== Data excerpts
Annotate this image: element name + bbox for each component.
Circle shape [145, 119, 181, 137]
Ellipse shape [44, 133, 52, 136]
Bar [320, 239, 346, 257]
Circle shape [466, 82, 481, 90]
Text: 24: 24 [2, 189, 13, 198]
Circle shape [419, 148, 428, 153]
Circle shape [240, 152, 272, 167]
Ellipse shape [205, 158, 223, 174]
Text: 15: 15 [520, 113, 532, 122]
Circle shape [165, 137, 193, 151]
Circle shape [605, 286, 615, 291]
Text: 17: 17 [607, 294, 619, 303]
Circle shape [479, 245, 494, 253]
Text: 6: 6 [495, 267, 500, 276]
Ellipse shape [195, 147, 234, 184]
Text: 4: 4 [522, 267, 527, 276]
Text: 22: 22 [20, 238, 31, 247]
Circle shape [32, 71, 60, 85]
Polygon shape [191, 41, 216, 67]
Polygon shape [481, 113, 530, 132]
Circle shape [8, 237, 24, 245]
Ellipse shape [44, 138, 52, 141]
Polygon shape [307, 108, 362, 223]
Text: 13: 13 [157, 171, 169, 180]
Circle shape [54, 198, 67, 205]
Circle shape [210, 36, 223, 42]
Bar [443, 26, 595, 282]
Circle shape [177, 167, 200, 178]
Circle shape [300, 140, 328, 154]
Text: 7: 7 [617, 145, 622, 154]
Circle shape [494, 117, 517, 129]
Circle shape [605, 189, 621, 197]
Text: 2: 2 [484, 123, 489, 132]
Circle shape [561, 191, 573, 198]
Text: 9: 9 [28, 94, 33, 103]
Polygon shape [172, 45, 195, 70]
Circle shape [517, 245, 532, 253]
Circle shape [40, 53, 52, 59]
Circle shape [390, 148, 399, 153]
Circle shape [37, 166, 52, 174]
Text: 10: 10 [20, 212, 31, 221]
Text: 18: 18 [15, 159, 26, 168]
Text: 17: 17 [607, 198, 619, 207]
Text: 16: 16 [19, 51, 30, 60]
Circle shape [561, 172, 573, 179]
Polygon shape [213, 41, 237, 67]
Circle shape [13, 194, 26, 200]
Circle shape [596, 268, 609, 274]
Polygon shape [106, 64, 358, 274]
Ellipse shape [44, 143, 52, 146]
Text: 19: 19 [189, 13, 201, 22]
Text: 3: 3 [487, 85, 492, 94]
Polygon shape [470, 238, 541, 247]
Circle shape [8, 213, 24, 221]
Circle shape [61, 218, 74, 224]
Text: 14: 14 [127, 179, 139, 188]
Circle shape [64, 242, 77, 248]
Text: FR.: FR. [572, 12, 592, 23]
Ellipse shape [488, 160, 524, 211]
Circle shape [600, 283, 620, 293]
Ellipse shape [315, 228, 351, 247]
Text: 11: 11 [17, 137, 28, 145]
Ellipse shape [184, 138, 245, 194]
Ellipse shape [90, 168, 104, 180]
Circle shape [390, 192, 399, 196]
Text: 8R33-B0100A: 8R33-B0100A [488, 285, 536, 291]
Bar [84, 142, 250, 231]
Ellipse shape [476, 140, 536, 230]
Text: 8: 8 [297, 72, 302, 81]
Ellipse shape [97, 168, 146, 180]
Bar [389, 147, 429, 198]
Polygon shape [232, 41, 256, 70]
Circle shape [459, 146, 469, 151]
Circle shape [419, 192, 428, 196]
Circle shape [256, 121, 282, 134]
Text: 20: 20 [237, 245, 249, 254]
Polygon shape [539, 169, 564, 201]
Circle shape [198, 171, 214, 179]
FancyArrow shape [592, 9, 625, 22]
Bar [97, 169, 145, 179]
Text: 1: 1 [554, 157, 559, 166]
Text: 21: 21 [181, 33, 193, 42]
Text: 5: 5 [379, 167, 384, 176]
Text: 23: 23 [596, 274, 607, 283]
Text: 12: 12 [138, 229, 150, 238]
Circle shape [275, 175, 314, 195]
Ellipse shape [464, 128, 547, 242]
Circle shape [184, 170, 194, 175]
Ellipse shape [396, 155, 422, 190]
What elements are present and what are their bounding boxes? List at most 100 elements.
====
== Data excerpts
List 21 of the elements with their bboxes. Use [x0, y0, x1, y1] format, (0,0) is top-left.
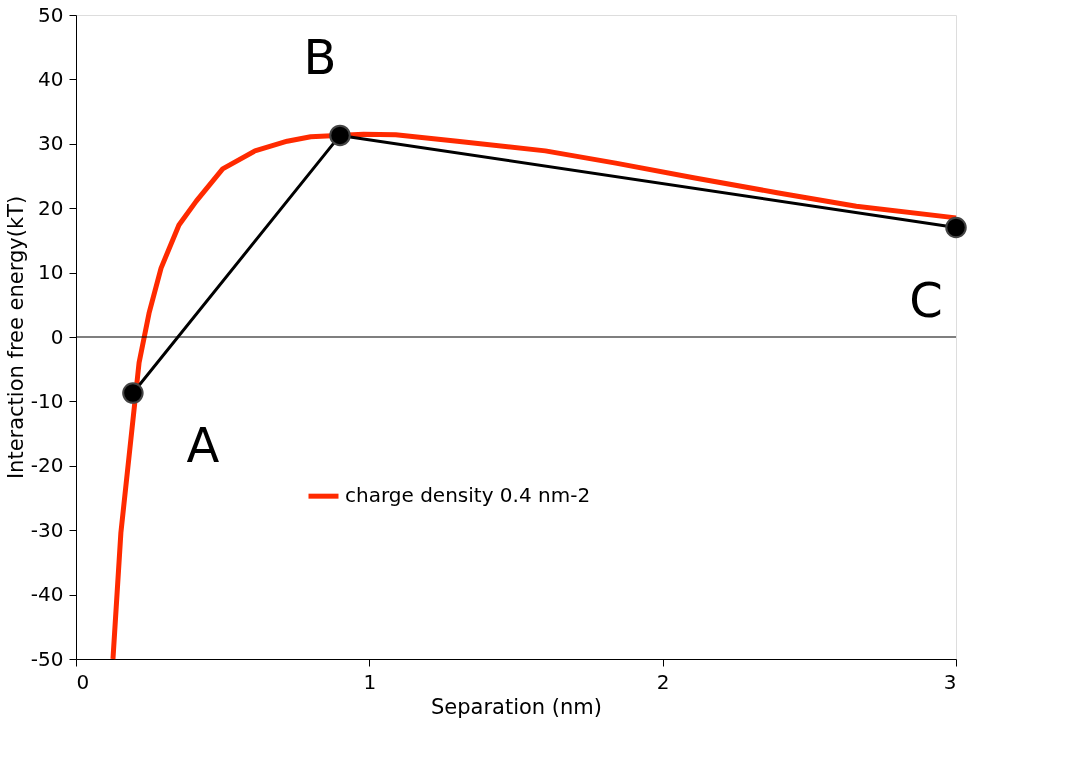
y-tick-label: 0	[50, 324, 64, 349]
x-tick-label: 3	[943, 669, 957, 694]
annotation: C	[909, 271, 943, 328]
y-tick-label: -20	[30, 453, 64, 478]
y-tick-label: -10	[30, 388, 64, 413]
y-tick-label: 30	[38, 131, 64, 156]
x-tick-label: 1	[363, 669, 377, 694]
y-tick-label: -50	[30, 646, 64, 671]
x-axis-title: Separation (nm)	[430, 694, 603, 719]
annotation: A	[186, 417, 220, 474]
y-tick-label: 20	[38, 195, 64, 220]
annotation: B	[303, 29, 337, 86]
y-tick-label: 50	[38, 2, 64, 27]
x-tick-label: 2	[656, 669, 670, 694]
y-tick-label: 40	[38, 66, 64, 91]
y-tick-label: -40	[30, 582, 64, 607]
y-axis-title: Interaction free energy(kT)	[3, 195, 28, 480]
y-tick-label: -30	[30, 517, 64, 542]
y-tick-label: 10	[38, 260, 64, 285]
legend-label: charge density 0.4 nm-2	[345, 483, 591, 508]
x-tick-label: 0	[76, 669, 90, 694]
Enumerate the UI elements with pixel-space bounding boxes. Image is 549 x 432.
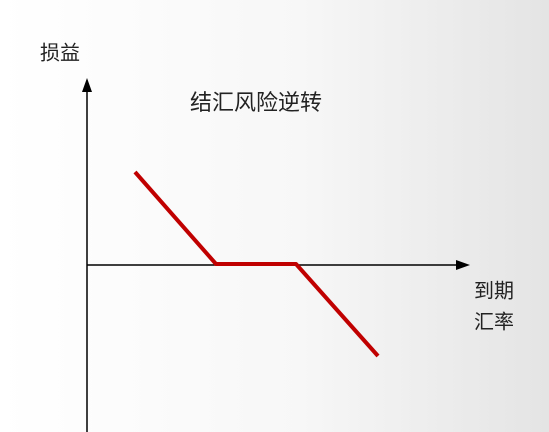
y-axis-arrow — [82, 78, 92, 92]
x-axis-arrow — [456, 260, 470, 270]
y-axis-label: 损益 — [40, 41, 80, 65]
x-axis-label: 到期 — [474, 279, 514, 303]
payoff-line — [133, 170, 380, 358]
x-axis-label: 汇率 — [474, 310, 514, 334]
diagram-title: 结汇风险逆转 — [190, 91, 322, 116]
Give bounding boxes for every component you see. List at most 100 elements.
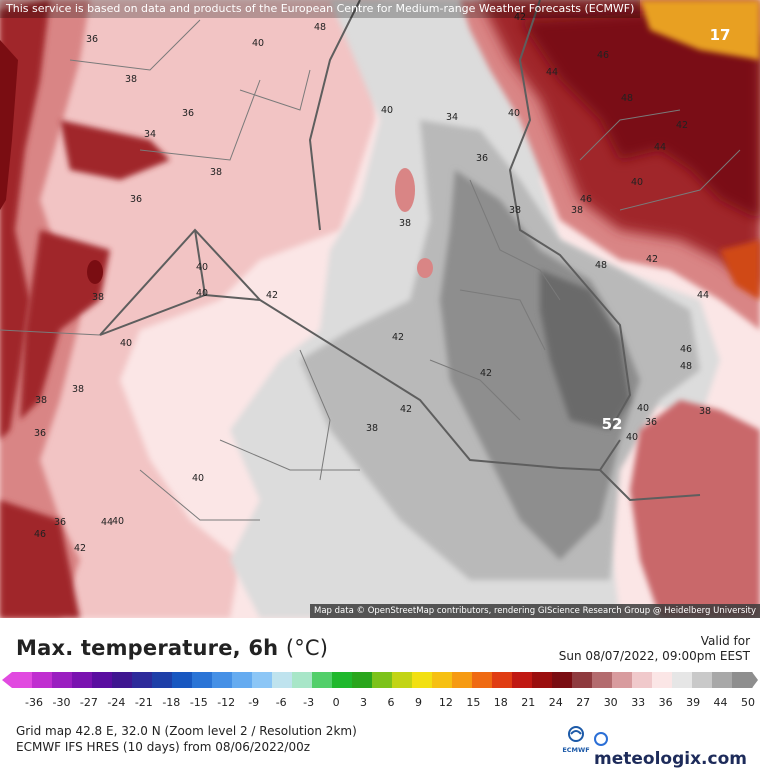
====
== Data excerpts
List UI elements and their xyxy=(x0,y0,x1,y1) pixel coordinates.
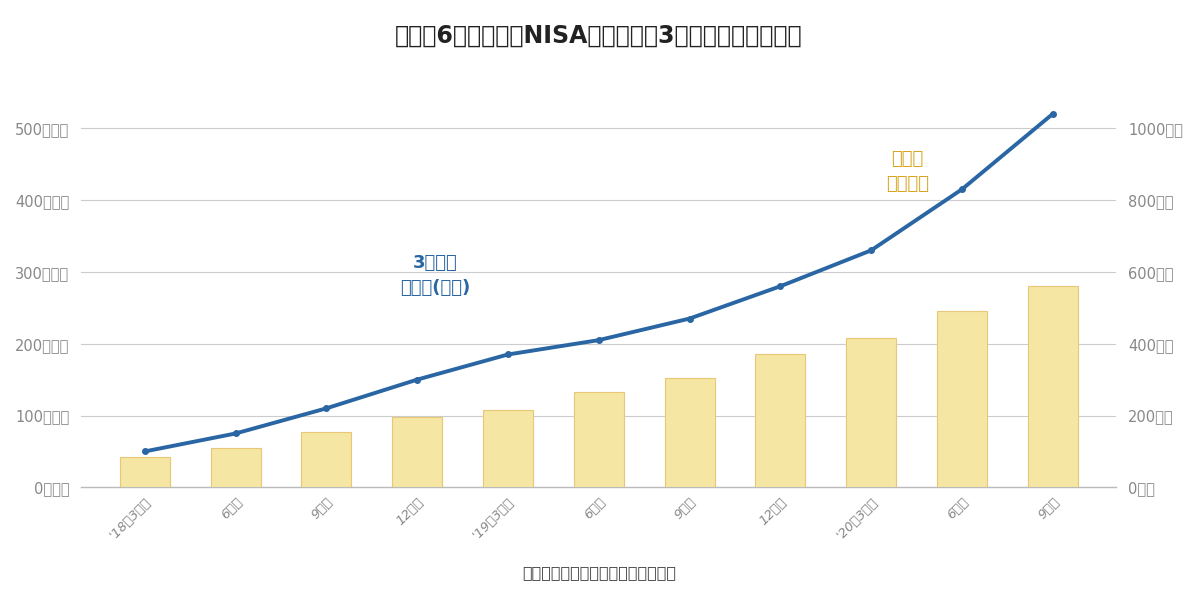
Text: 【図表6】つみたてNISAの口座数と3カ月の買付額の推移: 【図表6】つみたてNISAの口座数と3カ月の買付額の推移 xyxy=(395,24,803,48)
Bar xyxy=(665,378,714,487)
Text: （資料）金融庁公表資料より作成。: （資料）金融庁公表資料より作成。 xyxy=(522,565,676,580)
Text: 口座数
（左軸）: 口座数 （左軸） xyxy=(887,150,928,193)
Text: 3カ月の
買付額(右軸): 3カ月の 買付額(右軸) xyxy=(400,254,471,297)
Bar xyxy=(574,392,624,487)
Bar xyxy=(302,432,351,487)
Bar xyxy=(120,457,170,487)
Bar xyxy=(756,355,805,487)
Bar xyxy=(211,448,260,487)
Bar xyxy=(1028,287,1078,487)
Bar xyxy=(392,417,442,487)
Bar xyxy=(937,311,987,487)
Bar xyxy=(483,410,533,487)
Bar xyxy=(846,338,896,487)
====
- _Problem requirements_:
Reproduce the stretch of records from the line containing "List 21 of the" through the line containing "Give bounding boxes", both included, leaving out the pictures.

- _Solution to the problem_:
List 21 of the elements with their bboxes. Use [x0, y0, x1, y1] format, (0,0) is top-left.
y-tick-label: 0	[50, 324, 64, 349]
x-tick-label: 3	[943, 669, 957, 694]
annotation: C	[909, 271, 943, 328]
y-tick-label: -20	[30, 453, 64, 478]
y-tick-label: -10	[30, 388, 64, 413]
y-tick-label: 30	[38, 131, 64, 156]
x-tick-label: 1	[363, 669, 377, 694]
y-tick-label: -50	[30, 646, 64, 671]
x-axis-title: Separation (nm)	[430, 694, 603, 719]
annotation: A	[186, 417, 220, 474]
y-tick-label: 20	[38, 195, 64, 220]
annotation: B	[303, 29, 337, 86]
y-tick-label: 50	[38, 2, 64, 27]
x-tick-label: 2	[656, 669, 670, 694]
y-tick-label: 40	[38, 66, 64, 91]
y-tick-label: -40	[30, 582, 64, 607]
y-axis-title: Interaction free energy(kT)	[3, 195, 28, 480]
y-tick-label: -30	[30, 517, 64, 542]
y-tick-label: 10	[38, 260, 64, 285]
legend-label: charge density 0.4 nm-2	[345, 483, 591, 508]
x-tick-label: 0	[76, 669, 90, 694]
Enumerate the UI elements with pixel-space bounding boxes. Image is 549 x 432.
y-axis-arrow — [82, 78, 92, 92]
x-axis-arrow — [456, 260, 470, 270]
y-axis-label: 损益 — [40, 41, 80, 65]
x-axis-label: 到期 — [474, 279, 514, 303]
payoff-line — [133, 170, 380, 358]
x-axis-label: 汇率 — [474, 310, 514, 334]
diagram-title: 结汇风险逆转 — [190, 91, 322, 116]
Give bounding boxes for every component you see. List at most 100 elements.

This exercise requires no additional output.